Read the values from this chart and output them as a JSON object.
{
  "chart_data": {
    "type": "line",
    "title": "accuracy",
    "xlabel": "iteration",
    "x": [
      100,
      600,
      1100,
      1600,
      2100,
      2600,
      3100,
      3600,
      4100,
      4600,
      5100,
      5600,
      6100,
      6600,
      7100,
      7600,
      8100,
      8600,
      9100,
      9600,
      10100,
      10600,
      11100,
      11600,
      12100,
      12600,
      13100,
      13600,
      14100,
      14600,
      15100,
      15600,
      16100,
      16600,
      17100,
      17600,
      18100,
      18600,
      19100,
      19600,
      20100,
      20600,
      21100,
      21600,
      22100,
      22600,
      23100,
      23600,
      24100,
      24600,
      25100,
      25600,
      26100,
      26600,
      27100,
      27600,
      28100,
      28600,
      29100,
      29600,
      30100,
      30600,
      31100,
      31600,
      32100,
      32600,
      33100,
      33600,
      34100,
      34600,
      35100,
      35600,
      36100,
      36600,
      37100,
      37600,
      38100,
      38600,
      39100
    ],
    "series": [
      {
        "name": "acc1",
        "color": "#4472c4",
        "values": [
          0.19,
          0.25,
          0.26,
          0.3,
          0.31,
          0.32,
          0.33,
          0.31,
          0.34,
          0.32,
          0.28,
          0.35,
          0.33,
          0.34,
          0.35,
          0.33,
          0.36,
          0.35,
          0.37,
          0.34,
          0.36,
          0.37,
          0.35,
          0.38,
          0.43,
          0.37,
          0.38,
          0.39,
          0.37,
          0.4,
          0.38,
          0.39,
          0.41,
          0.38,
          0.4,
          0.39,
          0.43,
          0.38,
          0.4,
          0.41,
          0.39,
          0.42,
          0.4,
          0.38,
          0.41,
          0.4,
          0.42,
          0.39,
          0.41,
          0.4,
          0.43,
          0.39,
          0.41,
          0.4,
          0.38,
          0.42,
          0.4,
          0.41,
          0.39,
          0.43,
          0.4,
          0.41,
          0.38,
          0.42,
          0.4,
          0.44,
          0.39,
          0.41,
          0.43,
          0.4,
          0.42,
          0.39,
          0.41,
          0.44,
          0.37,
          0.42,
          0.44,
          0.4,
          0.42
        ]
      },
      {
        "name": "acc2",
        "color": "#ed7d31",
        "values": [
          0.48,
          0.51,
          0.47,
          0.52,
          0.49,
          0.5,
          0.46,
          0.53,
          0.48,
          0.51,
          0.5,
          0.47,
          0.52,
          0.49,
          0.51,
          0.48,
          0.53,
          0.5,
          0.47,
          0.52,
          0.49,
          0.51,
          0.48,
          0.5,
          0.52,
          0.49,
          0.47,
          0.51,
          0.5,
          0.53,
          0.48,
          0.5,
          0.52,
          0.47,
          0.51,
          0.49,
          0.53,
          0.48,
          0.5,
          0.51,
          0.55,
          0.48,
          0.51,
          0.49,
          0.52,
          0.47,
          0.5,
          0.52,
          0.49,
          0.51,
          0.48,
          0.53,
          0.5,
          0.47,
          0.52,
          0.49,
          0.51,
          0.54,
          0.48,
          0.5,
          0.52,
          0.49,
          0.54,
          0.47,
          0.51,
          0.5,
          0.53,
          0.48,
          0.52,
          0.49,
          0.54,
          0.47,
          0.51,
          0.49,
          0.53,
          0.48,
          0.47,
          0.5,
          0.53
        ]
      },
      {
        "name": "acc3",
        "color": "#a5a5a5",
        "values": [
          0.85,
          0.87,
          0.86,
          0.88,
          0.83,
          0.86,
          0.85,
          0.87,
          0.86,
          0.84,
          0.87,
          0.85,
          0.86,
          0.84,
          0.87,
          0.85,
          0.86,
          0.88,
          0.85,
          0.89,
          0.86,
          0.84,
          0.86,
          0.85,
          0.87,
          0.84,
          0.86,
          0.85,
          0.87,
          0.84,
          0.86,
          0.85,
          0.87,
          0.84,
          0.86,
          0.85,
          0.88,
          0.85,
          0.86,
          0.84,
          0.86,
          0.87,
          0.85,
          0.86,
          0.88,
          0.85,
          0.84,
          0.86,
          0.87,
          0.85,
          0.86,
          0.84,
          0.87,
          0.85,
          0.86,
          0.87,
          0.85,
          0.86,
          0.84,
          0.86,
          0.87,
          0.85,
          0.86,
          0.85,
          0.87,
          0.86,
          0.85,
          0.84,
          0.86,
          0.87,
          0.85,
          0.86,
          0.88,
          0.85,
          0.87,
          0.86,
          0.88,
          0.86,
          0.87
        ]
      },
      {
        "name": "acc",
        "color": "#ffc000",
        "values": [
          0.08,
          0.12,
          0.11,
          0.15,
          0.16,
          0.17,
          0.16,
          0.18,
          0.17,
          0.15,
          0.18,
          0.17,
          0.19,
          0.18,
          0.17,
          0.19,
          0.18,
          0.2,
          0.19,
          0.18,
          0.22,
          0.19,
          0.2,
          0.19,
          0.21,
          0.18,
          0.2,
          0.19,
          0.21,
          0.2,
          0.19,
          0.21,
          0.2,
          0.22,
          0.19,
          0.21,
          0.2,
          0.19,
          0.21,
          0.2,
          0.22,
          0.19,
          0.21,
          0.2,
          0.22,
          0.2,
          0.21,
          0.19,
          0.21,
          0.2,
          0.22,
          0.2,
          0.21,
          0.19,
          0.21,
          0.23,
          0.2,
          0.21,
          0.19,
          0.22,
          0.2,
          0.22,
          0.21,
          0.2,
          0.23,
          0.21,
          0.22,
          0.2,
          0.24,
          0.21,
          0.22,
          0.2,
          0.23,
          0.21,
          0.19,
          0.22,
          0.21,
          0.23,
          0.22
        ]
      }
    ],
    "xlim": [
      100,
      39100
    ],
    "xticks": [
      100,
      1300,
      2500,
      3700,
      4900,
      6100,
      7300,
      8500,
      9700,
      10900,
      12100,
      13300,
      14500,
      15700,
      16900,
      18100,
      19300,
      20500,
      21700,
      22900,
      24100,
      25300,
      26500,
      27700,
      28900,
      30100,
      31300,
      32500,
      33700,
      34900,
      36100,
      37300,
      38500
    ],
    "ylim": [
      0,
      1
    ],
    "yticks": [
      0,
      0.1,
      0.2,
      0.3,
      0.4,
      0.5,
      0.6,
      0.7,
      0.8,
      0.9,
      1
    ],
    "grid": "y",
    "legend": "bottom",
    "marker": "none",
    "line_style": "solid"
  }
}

▸ **DESCRIPTION OF THE TASK**
Reproduce every record above exactly as it appears.

▸ **SOLUTION TO THE EXERCISE**
Read the values from this chart and output them as a JSON object.
{
  "chart_data": {
    "type": "line",
    "title": "accuracy",
    "xlabel": "iteration",
    "x": [
      100,
      600,
      1100,
      1600,
      2100,
      2600,
      3100,
      3600,
      4100,
      4600,
      5100,
      5600,
      6100,
      6600,
      7100,
      7600,
      8100,
      8600,
      9100,
      9600,
      10100,
      10600,
      11100,
      11600,
      12100,
      12600,
      13100,
      13600,
      14100,
      14600,
      15100,
      15600,
      16100,
      16600,
      17100,
      17600,
      18100,
      18600,
      19100,
      19600,
      20100,
      20600,
      21100,
      21600,
      22100,
      22600,
      23100,
      23600,
      24100,
      24600,
      25100,
      25600,
      26100,
      26600,
      27100,
      27600,
      28100,
      28600,
      29100,
      29600,
      30100,
      30600,
      31100,
      31600,
      32100,
      32600,
      33100,
      33600,
      34100,
      34600,
      35100,
      35600,
      36100,
      36600,
      37100,
      37600,
      38100,
      38600,
      39100
    ],
    "series": [
      {
        "name": "acc1",
        "color": "#4472c4",
        "values": [
          0.19,
          0.25,
          0.26,
          0.3,
          0.31,
          0.32,
          0.33,
          0.31,
          0.34,
          0.32,
          0.28,
          0.35,
          0.33,
          0.34,
          0.35,
          0.33,
          0.36,
          0.35,
          0.37,
          0.34,
          0.36,
          0.37,
          0.35,
          0.38,
          0.43,
          0.37,
          0.38,
          0.39,
          0.37,
          0.4,
          0.38,
          0.39,
          0.41,
          0.38,
          0.4,
          0.39,
          0.43,
          0.38,
          0.4,
          0.41,
          0.39,
          0.42,
          0.4,
          0.38,
          0.41,
          0.4,
          0.42,
          0.39,
          0.41,
          0.4,
          0.43,
          0.39,
          0.41,
          0.4,
          0.38,
          0.42,
          0.4,
          0.41,
          0.39,
          0.43,
          0.4,
          0.41,
          0.38,
          0.42,
          0.4,
          0.44,
          0.39,
          0.41,
          0.43,
          0.4,
          0.42,
          0.39,
          0.41,
          0.44,
          0.37,
          0.42,
          0.44,
          0.4,
          0.42
        ]
      },
      {
        "name": "acc2",
        "color": "#ed7d31",
        "values": [
          0.48,
          0.51,
          0.47,
          0.52,
          0.49,
          0.5,
          0.46,
          0.53,
          0.48,
          0.51,
          0.5,
          0.47,
          0.52,
          0.49,
          0.51,
          0.48,
          0.53,
          0.5,
          0.47,
          0.52,
          0.49,
          0.51,
          0.48,
          0.5,
          0.52,
          0.49,
          0.47,
          0.51,
          0.5,
          0.53,
          0.48,
          0.5,
          0.52,
          0.47,
          0.51,
          0.49,
          0.53,
          0.48,
          0.5,
          0.51,
          0.55,
          0.48,
          0.51,
          0.49,
          0.52,
          0.47,
          0.5,
          0.52,
          0.49,
          0.51,
          0.48,
          0.53,
          0.5,
          0.47,
          0.52,
          0.49,
          0.51,
          0.54,
          0.48,
          0.5,
          0.52,
          0.49,
          0.54,
          0.47,
          0.51,
          0.5,
          0.53,
          0.48,
          0.52,
          0.49,
          0.54,
          0.47,
          0.51,
          0.49,
          0.53,
          0.48,
          0.47,
          0.5,
          0.53
        ]
      },
      {
        "name": "acc3",
        "color": "#a5a5a5",
        "values": [
          0.85,
          0.87,
          0.86,
          0.88,
          0.83,
          0.86,
          0.85,
          0.87,
          0.86,
          0.84,
          0.87,
          0.85,
          0.86,
          0.84,
          0.87,
          0.85,
          0.86,
          0.88,
          0.85,
          0.89,
          0.86,
          0.84,
          0.86,
          0.85,
          0.87,
          0.84,
          0.86,
          0.85,
          0.87,
          0.84,
          0.86,
          0.85,
          0.87,
          0.84,
          0.86,
          0.85,
          0.88,
          0.85,
          0.86,
          0.84,
          0.86,
          0.87,
          0.85,
          0.86,
          0.88,
          0.85,
          0.84,
          0.86,
          0.87,
          0.85,
          0.86,
          0.84,
          0.87,
          0.85,
          0.86,
          0.87,
          0.85,
          0.86,
          0.84,
          0.86,
          0.87,
          0.85,
          0.86,
          0.85,
          0.87,
          0.86,
          0.85,
          0.84,
          0.86,
          0.87,
          0.85,
          0.86,
          0.88,
          0.85,
          0.87,
          0.86,
          0.88,
          0.86,
          0.87
        ]
      },
      {
        "name": "acc",
        "color": "#ffc000",
        "values": [
          0.08,
          0.12,
          0.11,
          0.15,
          0.16,
          0.17,
          0.16,
          0.18,
          0.17,
          0.15,
          0.18,
          0.17,
          0.19,
          0.18,
          0.17,
          0.19,
          0.18,
          0.2,
          0.19,
          0.18,
          0.22,
          0.19,
          0.2,
          0.19,
          0.21,
          0.18,
          0.2,
          0.19,
          0.21,
          0.2,
          0.19,
          0.21,
          0.2,
          0.22,
          0.19,
          0.21,
          0.2,
          0.19,
          0.21,
          0.2,
          0.22,
          0.19,
          0.21,
          0.2,
          0.22,
          0.2,
          0.21,
          0.19,
          0.21,
          0.2,
          0.22,
          0.2,
          0.21,
          0.19,
          0.21,
          0.23,
          0.2,
          0.21,
          0.19,
          0.22,
          0.2,
          0.22,
          0.21,
          0.2,
          0.23,
          0.21,
          0.22,
          0.2,
          0.24,
          0.21,
          0.22,
          0.2,
          0.23,
          0.21,
          0.19,
          0.22,
          0.21,
          0.23,
          0.22
        ]
      }
    ],
    "xlim": [
      100,
      39100
    ],
    "xticks": [
      100,
      1300,
      2500,
      3700,
      4900,
      6100,
      7300,
      8500,
      9700,
      10900,
      12100,
      13300,
      14500,
      15700,
      16900,
      18100,
      19300,
      20500,
      21700,
      22900,
      24100,
      25300,
      26500,
      27700,
      28900,
      30100,
      31300,
      32500,
      33700,
      34900,
      36100,
      37300,
      38500
    ],
    "ylim": [
      0,
      1
    ],
    "yticks": [
      0,
      0.1,
      0.2,
      0.3,
      0.4,
      0.5,
      0.6,
      0.7,
      0.8,
      0.9,
      1
    ],
    "grid": "y",
    "legend": "bottom",
    "marker": "none",
    "line_style": "solid"
  }
}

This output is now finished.